>>>

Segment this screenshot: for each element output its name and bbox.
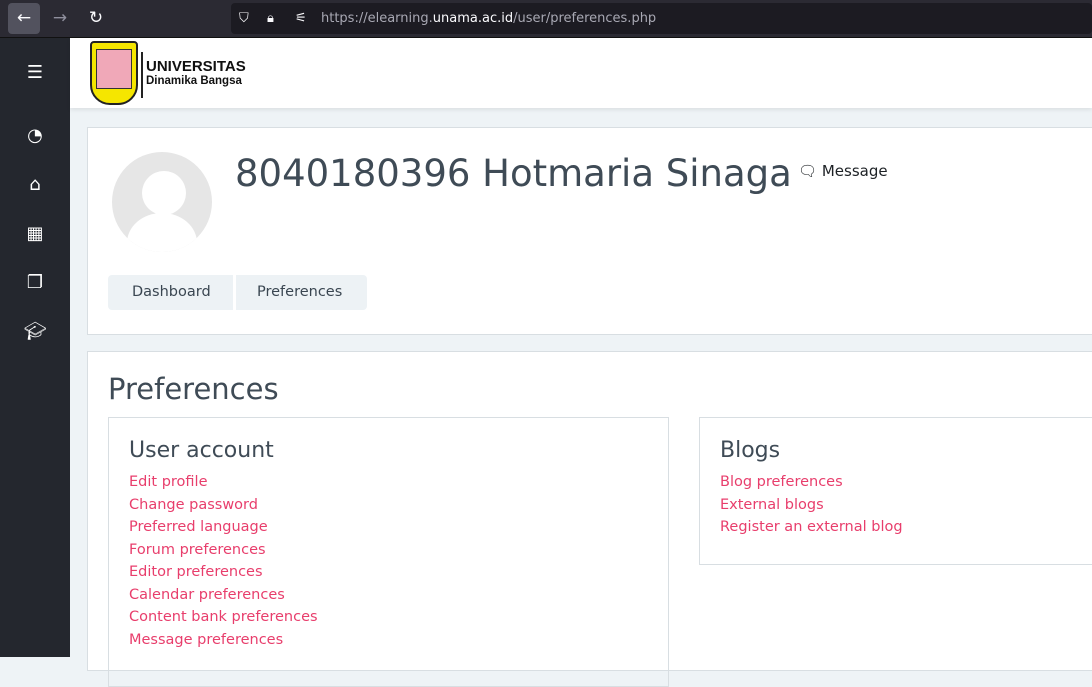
editor-preferences-link[interactable]: Editor preferences bbox=[129, 561, 648, 584]
user-account-section: User account Edit profile Change passwor… bbox=[108, 417, 669, 687]
content-bank-preferences-link[interactable]: Content bank preferences bbox=[129, 606, 648, 629]
message-label: Message bbox=[821, 162, 888, 180]
section-title: Blogs bbox=[720, 438, 781, 463]
shield-icon: ⛉ bbox=[239, 11, 249, 26]
permissions-icon: ⚟ bbox=[295, 11, 307, 26]
graduation-cap-icon[interactable]: 🎓︎ bbox=[22, 319, 48, 345]
page-title: Preferences bbox=[108, 372, 279, 406]
sidebar: ☰ ◔ ⌂ ▦ ❐ 🎓︎ bbox=[0, 38, 70, 657]
message-button[interactable]: 🗨︎ Message bbox=[798, 162, 888, 180]
breadcrumb-preferences: Preferences bbox=[233, 275, 367, 310]
url-domain: unama.ac.id bbox=[432, 11, 514, 26]
blogs-section: Blogs Blog preferences External blogs Re… bbox=[699, 417, 1092, 565]
edit-profile-link[interactable]: Edit profile bbox=[129, 471, 648, 494]
url-prefix: https://elearning. bbox=[321, 11, 433, 26]
top-navbar: UNIVERSITAS Dinamika Bangsa bbox=[70, 38, 1092, 108]
message-preferences-link[interactable]: Message preferences bbox=[129, 629, 648, 652]
url-bar[interactable]: ⛉ 🔒︎ ⚟ https://elearning.unama.ac.id/use… bbox=[231, 3, 1092, 34]
avatar[interactable] bbox=[112, 152, 212, 252]
brand-line1: UNIVERSITAS bbox=[146, 58, 246, 75]
logo[interactable] bbox=[90, 41, 138, 105]
lock-icon: 🔒︎ bbox=[267, 11, 274, 26]
back-button[interactable]: ← bbox=[8, 3, 40, 34]
home-icon[interactable]: ⌂ bbox=[22, 172, 48, 198]
dashboard-icon[interactable]: ◔ bbox=[22, 123, 48, 149]
url-path: /user/preferences.php bbox=[513, 11, 657, 26]
menu-toggle-icon[interactable]: ☰ bbox=[22, 60, 48, 86]
preferred-language-link[interactable]: Preferred language bbox=[129, 516, 648, 539]
register-external-blog-link[interactable]: Register an external blog bbox=[720, 516, 1092, 539]
section-title: User account bbox=[129, 438, 274, 463]
forum-preferences-link[interactable]: Forum preferences bbox=[129, 539, 648, 562]
user-fullname: 8040180396 Hotmaria Sinaga bbox=[235, 152, 792, 195]
blog-preferences-link[interactable]: Blog preferences bbox=[720, 471, 1092, 494]
calendar-icon[interactable]: ▦ bbox=[22, 221, 48, 247]
brand-line2: Dinamika Bangsa bbox=[146, 75, 242, 87]
external-blogs-link[interactable]: External blogs bbox=[720, 494, 1092, 517]
files-icon[interactable]: ❐ bbox=[22, 270, 48, 296]
forward-button[interactable]: → bbox=[44, 3, 76, 34]
reload-button[interactable]: ↻ bbox=[80, 3, 112, 34]
change-password-link[interactable]: Change password bbox=[129, 494, 648, 517]
calendar-preferences-link[interactable]: Calendar preferences bbox=[129, 584, 648, 607]
preferences-region: Preferences User account Edit profile Ch… bbox=[87, 351, 1092, 687]
comment-icon: 🗨︎ bbox=[798, 162, 818, 180]
browser-toolbar: ← → ↻ ⛉ 🔒︎ ⚟ https://elearning.unama.ac.… bbox=[0, 0, 1092, 38]
breadcrumb-dashboard[interactable]: Dashboard bbox=[108, 275, 233, 310]
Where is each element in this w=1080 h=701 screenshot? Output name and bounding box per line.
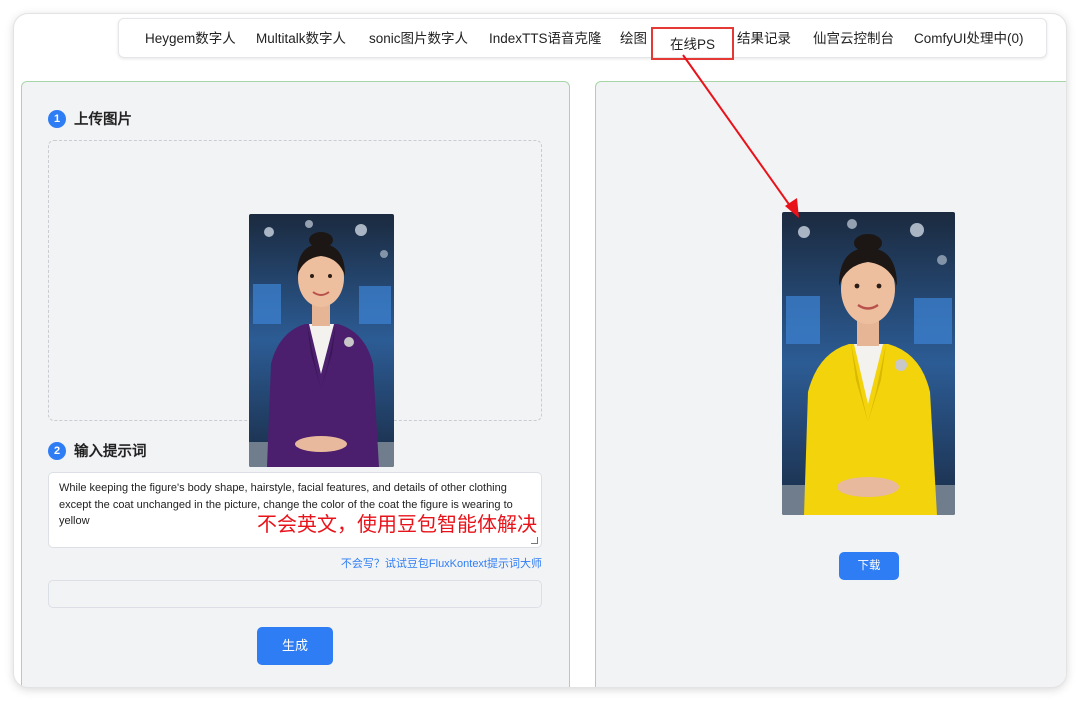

<<<

WHAT THIS TASK INVOLVES: Print every row above line for line, without any changes, and leave out the pictures.

THE RESPONSE:
Segment this screenshot: for each element output its name and bbox.
editor-preferences-link[interactable]: Editor preferences bbox=[129, 561, 648, 584]
user-account-section: User account Edit profile Change passwor… bbox=[108, 417, 669, 687]
content-bank-preferences-link[interactable]: Content bank preferences bbox=[129, 606, 648, 629]
message-label: Message bbox=[821, 162, 888, 180]
section-title: Blogs bbox=[720, 438, 781, 463]
shield-icon: ⛉ bbox=[239, 11, 249, 26]
permissions-icon: ⚟ bbox=[295, 11, 307, 26]
graduation-cap-icon[interactable]: 🎓︎ bbox=[22, 319, 48, 345]
page-title: Preferences bbox=[108, 372, 279, 406]
sidebar: ☰ ◔ ⌂ ▦ ❐ 🎓︎ bbox=[0, 38, 70, 657]
message-button[interactable]: 🗨︎ Message bbox=[798, 162, 888, 180]
breadcrumb-preferences: Preferences bbox=[233, 275, 367, 310]
url-domain: unama.ac.id bbox=[432, 11, 514, 26]
blogs-section: Blogs Blog preferences External blogs Re… bbox=[699, 417, 1092, 565]
edit-profile-link[interactable]: Edit profile bbox=[129, 471, 648, 494]
url-prefix: https://elearning. bbox=[321, 11, 433, 26]
top-navbar: UNIVERSITAS Dinamika Bangsa bbox=[70, 38, 1092, 108]
message-preferences-link[interactable]: Message preferences bbox=[129, 629, 648, 652]
url-bar[interactable]: ⛉ 🔒︎ ⚟ https://elearning.unama.ac.id/use… bbox=[231, 3, 1092, 34]
avatar[interactable] bbox=[112, 152, 212, 252]
brand-line1: UNIVERSITAS bbox=[146, 58, 246, 75]
logo[interactable] bbox=[90, 41, 138, 105]
lock-icon: 🔒︎ bbox=[267, 11, 274, 26]
back-button[interactable]: ← bbox=[8, 3, 40, 34]
home-icon[interactable]: ⌂ bbox=[22, 172, 48, 198]
dashboard-icon[interactable]: ◔ bbox=[22, 123, 48, 149]
url-path: /user/preferences.php bbox=[513, 11, 657, 26]
menu-toggle-icon[interactable]: ☰ bbox=[22, 60, 48, 86]
preferred-language-link[interactable]: Preferred language bbox=[129, 516, 648, 539]
register-external-blog-link[interactable]: Register an external blog bbox=[720, 516, 1092, 539]
section-title: User account bbox=[129, 438, 274, 463]
forum-preferences-link[interactable]: Forum preferences bbox=[129, 539, 648, 562]
user-fullname: 8040180396 Hotmaria Sinaga bbox=[235, 152, 792, 195]
blog-preferences-link[interactable]: Blog preferences bbox=[720, 471, 1092, 494]
calendar-icon[interactable]: ▦ bbox=[22, 221, 48, 247]
brand-line2: Dinamika Bangsa bbox=[146, 75, 242, 87]
external-blogs-link[interactable]: External blogs bbox=[720, 494, 1092, 517]
files-icon[interactable]: ❐ bbox=[22, 270, 48, 296]
forward-button[interactable]: → bbox=[44, 3, 76, 34]
reload-button[interactable]: ↻ bbox=[80, 3, 112, 34]
change-password-link[interactable]: Change password bbox=[129, 494, 648, 517]
calendar-preferences-link[interactable]: Calendar preferences bbox=[129, 584, 648, 607]
preferences-region: Preferences User account Edit profile Ch… bbox=[87, 351, 1092, 687]
comment-icon: 🗨︎ bbox=[798, 162, 818, 180]
browser-toolbar: ← → ↻ ⛉ 🔒︎ ⚟ https://elearning.unama.ac.… bbox=[0, 0, 1092, 38]
breadcrumb-dashboard[interactable]: Dashboard bbox=[108, 275, 233, 310]
Where is each element in this w=1080 h=701 screenshot? Output name and bounding box per line.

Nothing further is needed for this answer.